## What is needed
Gather all lines containing the string "بــن" and copy them out.

## Dataset
○ ○ ○ ○ ○ ○ ○

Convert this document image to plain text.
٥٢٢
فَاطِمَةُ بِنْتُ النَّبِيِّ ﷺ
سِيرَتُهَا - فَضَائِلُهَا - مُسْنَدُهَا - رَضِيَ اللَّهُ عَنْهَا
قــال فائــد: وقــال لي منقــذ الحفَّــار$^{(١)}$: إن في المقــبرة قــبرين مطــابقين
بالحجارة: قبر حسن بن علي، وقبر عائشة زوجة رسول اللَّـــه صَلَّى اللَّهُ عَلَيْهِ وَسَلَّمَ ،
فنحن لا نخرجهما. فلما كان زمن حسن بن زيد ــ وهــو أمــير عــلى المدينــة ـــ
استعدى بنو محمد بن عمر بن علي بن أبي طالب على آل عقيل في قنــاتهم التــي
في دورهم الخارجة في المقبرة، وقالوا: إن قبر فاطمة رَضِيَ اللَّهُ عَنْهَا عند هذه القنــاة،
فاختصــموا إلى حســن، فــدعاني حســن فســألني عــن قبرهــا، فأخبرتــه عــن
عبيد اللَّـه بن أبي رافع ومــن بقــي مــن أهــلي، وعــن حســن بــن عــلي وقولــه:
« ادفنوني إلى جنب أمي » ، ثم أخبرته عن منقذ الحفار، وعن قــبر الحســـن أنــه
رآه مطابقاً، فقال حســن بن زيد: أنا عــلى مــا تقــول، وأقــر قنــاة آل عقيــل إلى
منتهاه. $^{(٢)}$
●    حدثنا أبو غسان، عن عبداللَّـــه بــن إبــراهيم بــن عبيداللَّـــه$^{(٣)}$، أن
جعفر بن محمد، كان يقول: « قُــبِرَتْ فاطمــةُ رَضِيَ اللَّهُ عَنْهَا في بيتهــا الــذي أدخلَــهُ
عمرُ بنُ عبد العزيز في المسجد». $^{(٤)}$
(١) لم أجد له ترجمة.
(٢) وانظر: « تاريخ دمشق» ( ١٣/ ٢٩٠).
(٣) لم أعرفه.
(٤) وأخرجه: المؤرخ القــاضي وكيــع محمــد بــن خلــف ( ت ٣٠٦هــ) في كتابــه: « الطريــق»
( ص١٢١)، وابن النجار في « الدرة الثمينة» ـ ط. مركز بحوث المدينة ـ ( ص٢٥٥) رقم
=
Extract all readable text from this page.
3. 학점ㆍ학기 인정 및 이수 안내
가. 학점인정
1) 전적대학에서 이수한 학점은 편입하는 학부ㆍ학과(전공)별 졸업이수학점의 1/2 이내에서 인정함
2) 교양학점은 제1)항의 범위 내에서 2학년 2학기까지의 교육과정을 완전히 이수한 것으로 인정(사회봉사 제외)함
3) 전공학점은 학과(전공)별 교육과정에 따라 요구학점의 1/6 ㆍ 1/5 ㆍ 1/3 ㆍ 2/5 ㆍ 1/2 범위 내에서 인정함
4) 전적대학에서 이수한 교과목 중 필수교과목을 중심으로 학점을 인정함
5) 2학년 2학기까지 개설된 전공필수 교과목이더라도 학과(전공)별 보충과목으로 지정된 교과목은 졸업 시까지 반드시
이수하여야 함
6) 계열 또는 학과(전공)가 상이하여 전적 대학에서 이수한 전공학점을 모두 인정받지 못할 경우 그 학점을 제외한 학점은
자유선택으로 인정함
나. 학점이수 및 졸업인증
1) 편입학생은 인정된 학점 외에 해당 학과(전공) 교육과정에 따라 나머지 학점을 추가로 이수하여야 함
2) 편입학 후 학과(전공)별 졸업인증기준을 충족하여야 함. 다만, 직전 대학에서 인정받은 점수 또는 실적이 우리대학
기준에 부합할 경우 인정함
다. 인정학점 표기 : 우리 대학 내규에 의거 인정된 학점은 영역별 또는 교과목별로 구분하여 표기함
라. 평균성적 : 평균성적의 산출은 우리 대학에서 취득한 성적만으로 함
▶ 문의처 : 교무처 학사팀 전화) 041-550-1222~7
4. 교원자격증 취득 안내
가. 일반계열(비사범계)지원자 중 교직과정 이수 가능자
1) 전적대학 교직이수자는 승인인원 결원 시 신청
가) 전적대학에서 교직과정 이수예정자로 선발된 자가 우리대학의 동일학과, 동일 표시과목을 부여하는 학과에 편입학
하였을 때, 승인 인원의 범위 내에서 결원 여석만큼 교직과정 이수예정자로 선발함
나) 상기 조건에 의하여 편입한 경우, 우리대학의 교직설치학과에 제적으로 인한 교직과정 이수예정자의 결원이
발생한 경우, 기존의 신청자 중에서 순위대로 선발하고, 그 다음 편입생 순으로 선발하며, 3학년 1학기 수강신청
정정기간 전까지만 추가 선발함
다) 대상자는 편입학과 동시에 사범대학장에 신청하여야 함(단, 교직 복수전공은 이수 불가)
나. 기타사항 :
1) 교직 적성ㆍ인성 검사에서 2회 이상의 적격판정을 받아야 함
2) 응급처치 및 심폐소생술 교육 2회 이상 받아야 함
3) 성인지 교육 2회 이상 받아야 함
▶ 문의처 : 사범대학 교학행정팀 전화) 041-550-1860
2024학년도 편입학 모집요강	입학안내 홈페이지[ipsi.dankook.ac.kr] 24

○ ○ ○ ○ ○ ○ ○

## Completed exercise
عبيد اللَّـه بن أبي رافع ومــن بقــي مــن أهــلي، وعــن حســن بــن عــلي وقولــه:
●    حدثنا أبو غسان، عن عبداللَّـــه بــن إبــراهيم بــن عبيداللَّـــه$^{(٣)}$، أن
(٤) وأخرجه: المؤرخ القــاضي وكيــع محمــد بــن خلــف ( ت ٣٠٦هــ) في كتابــه: « الطريــق»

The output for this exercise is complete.